## Work to complete
Using the material that follows, identify and copy each line with the string "another".

## Raw records
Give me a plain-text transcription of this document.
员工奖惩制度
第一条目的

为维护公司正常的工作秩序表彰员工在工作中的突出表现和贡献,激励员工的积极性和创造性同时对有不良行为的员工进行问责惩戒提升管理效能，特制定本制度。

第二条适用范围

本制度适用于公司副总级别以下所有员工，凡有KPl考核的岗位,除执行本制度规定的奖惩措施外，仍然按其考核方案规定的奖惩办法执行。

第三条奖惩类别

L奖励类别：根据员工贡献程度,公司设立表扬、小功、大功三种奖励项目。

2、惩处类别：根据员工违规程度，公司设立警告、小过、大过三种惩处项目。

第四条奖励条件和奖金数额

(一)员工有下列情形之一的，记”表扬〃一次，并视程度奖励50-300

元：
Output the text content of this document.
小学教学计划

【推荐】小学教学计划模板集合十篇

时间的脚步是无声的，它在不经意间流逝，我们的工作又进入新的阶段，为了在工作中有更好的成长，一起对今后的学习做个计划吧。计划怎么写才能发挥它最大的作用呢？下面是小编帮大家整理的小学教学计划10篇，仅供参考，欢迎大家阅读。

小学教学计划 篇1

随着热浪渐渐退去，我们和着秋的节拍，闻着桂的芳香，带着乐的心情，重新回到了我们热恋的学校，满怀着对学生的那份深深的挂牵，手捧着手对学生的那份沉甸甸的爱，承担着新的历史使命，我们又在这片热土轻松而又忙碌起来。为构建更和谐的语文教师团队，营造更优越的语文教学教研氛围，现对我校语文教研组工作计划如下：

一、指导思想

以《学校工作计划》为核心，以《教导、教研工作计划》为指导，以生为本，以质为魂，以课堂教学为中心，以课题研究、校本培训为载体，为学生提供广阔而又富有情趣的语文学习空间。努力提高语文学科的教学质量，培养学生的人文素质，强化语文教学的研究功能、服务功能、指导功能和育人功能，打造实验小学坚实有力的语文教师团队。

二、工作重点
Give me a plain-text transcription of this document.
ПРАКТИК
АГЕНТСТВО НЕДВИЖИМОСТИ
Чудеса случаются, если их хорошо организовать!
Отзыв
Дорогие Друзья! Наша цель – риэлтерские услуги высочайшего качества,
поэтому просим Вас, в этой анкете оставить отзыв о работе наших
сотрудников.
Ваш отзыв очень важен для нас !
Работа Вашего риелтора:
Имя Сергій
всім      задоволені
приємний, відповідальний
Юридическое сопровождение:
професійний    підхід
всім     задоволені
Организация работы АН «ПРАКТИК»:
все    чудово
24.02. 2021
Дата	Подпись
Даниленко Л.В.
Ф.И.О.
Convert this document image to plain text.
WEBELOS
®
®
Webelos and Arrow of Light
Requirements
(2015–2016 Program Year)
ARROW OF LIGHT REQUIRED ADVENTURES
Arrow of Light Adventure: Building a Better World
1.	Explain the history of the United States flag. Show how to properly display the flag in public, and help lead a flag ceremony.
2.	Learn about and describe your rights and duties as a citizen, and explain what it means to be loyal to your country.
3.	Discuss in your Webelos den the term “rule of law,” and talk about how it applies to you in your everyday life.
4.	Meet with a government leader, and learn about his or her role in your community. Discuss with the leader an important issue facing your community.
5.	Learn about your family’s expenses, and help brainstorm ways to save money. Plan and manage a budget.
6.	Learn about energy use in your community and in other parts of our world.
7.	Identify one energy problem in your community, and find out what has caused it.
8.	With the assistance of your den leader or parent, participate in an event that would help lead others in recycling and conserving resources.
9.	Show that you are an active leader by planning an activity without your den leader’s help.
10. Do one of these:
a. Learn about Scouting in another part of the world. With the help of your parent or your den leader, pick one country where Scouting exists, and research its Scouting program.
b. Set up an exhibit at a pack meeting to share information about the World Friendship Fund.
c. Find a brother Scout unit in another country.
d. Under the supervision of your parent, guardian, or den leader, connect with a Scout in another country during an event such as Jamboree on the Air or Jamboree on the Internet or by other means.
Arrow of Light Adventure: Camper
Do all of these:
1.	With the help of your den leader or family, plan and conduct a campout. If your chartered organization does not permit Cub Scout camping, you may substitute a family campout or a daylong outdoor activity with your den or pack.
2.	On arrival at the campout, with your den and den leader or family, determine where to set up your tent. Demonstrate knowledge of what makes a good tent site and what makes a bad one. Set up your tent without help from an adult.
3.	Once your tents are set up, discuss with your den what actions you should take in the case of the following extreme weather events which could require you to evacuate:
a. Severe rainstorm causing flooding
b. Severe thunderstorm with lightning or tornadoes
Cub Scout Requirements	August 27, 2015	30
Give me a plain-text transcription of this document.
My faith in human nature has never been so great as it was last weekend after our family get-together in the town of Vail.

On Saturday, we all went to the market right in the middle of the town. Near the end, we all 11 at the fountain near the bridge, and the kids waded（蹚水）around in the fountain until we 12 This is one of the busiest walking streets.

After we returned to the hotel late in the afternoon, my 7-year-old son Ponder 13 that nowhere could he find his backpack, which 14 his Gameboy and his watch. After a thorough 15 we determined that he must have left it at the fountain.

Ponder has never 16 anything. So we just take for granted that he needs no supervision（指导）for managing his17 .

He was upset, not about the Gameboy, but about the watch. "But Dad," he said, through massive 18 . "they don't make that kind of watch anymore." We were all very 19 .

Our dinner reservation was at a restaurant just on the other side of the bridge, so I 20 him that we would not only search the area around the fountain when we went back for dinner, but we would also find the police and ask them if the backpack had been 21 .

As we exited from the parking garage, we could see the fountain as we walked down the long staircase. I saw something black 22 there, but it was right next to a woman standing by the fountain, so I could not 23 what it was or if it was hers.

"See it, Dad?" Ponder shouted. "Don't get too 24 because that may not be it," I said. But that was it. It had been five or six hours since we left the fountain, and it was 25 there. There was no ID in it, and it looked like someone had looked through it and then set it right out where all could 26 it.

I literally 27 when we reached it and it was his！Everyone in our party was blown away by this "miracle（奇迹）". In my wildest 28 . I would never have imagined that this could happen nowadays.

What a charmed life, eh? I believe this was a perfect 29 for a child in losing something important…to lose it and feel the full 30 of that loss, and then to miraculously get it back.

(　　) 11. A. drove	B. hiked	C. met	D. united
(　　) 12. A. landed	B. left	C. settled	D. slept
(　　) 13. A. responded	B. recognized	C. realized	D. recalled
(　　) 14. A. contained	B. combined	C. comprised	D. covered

## Solution for this problem
a. Learn about Scouting in another part of the world. With the help of your parent or your den leader, pick one country where Scouting exists, and research its Scouting program.
c. Find a brother Scout unit in another country.
d. Under the supervision of your parent, guardian, or den leader, connect with a Scout in another country during an event such as Jamboree on the Air or Jamboree on the Internet or by other means.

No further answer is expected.